▶ **To do**: In the entries that follow, how many lines contain "semper"? Answer with the number only.

Dataset records:
------------------------
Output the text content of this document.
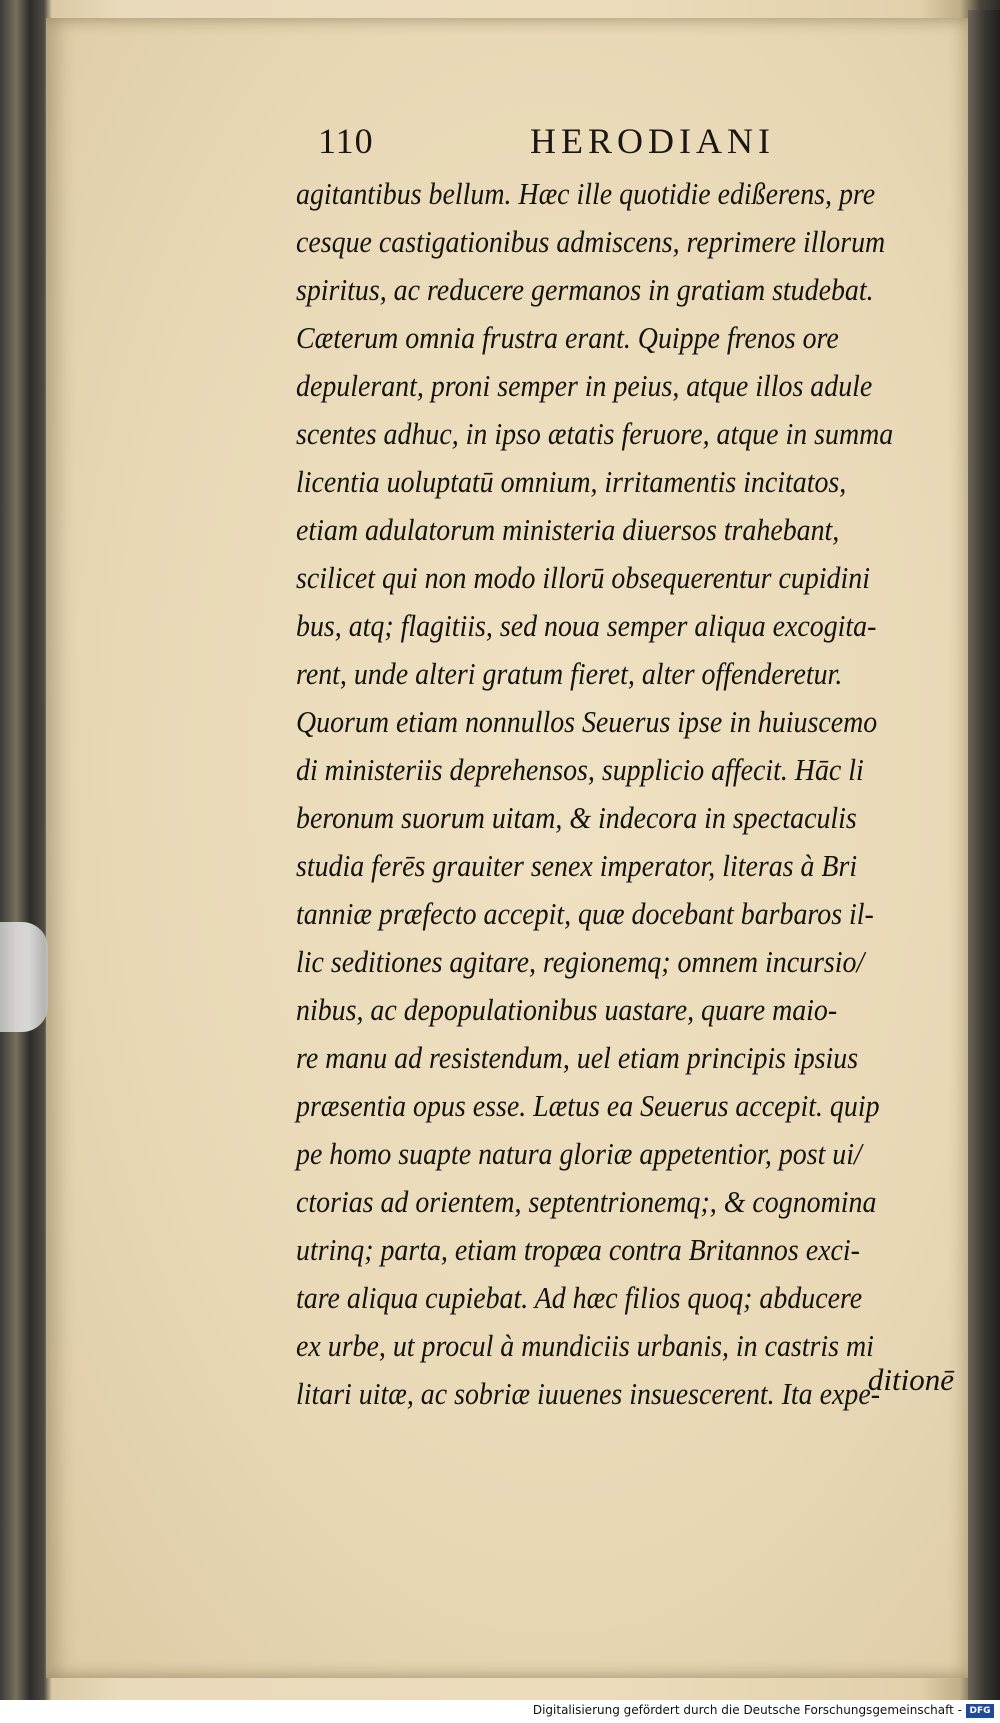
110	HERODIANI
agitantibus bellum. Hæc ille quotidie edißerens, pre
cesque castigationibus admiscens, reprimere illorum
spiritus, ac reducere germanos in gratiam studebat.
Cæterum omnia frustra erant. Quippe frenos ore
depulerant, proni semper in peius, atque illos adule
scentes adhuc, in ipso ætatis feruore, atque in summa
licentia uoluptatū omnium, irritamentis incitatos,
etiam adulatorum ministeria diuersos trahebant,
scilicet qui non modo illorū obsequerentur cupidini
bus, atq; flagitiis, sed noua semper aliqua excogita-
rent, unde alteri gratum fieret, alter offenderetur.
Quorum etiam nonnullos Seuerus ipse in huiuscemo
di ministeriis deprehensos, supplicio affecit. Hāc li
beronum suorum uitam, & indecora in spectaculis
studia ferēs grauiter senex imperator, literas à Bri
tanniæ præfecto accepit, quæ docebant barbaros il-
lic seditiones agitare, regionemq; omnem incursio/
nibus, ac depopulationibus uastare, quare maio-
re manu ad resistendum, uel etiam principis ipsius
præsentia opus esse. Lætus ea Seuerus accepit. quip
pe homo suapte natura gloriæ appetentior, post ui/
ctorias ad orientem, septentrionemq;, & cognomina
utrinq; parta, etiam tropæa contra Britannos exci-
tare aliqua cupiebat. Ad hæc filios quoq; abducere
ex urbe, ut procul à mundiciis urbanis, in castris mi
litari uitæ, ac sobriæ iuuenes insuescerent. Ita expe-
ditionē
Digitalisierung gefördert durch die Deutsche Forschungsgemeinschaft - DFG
------------------------
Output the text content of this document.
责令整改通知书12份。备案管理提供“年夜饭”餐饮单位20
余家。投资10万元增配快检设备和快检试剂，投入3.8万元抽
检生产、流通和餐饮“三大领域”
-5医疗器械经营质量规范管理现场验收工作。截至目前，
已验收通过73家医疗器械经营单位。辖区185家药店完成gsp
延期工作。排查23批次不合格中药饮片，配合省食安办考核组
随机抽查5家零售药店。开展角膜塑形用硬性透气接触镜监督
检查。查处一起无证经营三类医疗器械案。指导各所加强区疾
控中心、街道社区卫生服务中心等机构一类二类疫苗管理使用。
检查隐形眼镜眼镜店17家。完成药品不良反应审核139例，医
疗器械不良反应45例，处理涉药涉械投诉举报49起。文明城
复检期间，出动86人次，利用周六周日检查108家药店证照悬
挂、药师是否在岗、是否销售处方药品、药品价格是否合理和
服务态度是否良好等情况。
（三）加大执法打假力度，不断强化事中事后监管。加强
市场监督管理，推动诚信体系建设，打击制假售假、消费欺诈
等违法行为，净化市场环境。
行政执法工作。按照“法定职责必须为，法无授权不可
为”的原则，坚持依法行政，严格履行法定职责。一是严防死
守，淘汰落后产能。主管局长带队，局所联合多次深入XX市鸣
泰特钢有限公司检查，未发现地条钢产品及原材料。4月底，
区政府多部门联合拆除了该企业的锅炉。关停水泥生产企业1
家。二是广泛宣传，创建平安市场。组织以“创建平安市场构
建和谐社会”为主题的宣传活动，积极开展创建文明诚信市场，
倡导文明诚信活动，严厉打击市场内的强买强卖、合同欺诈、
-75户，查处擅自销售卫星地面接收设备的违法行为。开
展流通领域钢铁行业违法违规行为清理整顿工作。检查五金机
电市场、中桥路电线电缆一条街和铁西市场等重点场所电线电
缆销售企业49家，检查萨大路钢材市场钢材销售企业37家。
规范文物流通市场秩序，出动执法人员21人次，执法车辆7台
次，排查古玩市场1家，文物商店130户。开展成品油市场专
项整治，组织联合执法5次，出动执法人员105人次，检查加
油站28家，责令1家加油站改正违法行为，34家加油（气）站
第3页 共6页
------------------------
▶ **Reply**: 2